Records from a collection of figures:

══════════

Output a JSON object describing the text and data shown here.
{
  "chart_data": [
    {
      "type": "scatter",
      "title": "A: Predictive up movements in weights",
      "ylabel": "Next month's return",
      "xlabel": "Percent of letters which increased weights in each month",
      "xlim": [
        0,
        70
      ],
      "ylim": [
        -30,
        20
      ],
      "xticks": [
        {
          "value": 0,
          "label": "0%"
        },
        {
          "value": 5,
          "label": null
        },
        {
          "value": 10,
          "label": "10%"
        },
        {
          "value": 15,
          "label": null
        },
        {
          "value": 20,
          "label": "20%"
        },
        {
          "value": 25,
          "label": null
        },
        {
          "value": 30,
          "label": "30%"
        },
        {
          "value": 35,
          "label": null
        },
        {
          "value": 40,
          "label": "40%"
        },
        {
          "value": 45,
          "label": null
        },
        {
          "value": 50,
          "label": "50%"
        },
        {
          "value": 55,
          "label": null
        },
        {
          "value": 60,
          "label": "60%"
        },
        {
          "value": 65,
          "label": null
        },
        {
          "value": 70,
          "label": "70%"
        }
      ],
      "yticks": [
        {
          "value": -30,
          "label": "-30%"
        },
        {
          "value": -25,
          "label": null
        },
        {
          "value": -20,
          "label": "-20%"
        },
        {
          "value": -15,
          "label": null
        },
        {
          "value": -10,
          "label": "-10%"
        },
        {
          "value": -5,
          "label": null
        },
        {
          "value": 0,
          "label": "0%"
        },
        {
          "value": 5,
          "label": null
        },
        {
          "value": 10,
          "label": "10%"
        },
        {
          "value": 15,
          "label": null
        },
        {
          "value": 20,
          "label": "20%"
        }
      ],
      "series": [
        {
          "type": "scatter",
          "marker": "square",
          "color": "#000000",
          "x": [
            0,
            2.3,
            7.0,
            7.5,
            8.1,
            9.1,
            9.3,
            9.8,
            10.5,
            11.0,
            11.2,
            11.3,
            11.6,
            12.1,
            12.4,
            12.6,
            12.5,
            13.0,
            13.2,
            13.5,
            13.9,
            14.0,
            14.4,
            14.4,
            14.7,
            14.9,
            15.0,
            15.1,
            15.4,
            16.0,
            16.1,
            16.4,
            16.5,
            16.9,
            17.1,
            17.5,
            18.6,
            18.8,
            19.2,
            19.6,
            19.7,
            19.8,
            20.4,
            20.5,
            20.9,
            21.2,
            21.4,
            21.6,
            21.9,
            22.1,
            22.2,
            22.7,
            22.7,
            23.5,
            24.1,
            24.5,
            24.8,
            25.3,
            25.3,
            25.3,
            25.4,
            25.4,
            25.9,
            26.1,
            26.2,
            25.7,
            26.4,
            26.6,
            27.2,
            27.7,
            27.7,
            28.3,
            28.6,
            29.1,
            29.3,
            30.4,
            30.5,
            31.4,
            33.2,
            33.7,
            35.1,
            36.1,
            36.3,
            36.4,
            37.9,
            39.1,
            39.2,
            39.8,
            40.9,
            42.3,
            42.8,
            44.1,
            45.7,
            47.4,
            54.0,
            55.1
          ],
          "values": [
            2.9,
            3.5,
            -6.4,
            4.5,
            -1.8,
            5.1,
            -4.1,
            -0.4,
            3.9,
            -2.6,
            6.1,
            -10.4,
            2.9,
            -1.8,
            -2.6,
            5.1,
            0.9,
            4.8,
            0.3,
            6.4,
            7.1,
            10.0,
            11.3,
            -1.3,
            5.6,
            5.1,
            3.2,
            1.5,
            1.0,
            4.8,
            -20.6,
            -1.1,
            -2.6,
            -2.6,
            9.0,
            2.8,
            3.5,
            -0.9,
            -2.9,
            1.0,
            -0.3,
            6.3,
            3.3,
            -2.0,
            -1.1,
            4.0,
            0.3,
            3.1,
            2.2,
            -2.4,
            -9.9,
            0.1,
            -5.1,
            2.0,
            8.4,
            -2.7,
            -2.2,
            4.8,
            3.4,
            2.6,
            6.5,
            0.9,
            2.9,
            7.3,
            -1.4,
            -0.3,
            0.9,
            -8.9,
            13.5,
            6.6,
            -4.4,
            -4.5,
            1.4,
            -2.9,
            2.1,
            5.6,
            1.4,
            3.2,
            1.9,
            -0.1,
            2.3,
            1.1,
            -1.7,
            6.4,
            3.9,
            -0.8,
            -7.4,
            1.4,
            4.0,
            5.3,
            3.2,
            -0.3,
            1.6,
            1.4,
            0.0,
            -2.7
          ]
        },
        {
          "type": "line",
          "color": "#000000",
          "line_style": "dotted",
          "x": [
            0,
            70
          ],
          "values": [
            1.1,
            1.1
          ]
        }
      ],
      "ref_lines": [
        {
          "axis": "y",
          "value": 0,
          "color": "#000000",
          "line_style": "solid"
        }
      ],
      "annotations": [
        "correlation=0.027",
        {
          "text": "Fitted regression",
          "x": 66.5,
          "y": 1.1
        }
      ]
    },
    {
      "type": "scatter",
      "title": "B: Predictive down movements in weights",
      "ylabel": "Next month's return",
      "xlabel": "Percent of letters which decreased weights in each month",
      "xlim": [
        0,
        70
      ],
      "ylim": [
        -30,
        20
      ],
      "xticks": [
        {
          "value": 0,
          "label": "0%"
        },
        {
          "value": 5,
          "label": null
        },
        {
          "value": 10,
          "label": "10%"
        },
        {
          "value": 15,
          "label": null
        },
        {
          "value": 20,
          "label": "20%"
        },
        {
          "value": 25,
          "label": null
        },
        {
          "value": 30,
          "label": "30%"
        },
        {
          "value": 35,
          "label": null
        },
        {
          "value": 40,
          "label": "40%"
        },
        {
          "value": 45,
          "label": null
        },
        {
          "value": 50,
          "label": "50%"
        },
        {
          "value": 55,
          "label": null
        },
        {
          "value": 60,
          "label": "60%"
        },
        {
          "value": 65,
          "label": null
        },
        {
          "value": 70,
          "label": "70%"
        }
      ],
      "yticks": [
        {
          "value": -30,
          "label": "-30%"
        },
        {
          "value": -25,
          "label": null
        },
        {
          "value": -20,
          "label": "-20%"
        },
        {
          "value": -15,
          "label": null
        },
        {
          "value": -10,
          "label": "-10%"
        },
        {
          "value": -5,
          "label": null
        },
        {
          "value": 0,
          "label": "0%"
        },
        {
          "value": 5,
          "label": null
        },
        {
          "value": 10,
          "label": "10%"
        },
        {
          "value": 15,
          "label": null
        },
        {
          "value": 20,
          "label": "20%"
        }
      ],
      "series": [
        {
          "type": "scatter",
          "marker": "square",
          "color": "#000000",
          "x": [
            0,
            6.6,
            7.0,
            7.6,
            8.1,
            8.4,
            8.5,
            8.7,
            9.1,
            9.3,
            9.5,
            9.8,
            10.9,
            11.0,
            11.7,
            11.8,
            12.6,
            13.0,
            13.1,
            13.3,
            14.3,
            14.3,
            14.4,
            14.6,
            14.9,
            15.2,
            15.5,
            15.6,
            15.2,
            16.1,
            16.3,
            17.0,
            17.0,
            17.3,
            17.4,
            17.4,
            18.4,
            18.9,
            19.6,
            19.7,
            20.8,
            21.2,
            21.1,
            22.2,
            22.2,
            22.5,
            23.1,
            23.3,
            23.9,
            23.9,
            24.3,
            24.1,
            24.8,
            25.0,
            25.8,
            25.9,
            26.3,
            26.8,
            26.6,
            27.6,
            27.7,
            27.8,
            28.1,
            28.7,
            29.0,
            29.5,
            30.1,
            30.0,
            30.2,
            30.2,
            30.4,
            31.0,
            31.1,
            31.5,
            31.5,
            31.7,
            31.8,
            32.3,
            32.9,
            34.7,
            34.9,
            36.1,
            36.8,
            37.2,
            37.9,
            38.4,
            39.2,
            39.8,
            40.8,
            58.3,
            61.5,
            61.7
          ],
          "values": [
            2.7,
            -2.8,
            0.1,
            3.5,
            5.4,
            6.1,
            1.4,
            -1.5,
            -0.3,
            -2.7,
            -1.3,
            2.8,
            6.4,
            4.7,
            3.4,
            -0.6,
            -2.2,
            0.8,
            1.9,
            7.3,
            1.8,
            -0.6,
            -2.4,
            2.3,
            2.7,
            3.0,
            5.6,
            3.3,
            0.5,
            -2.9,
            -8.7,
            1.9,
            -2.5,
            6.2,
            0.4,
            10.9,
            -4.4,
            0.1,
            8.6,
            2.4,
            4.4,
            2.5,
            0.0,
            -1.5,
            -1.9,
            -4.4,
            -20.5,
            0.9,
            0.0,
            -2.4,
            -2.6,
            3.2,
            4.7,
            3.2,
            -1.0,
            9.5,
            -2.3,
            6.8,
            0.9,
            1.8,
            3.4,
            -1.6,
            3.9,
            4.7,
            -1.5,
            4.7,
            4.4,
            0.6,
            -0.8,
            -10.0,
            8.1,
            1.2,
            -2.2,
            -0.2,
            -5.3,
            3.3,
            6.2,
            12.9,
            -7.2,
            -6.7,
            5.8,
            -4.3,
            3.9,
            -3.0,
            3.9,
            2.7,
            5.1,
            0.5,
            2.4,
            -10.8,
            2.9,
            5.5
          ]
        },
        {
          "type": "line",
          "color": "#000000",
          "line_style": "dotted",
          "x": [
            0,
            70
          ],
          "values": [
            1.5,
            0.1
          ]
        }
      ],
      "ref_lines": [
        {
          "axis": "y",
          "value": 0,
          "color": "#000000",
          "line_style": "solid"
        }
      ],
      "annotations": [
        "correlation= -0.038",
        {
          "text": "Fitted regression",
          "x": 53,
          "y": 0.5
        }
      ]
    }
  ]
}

══════════

**Aim**
Locate the word "Percent" in the records above, and return each line that has it.

**Problem solution**
      "xlabel": "Percent of letters which increased weights in each month",
      "xlabel": "Percent of letters which decreased weights in each month",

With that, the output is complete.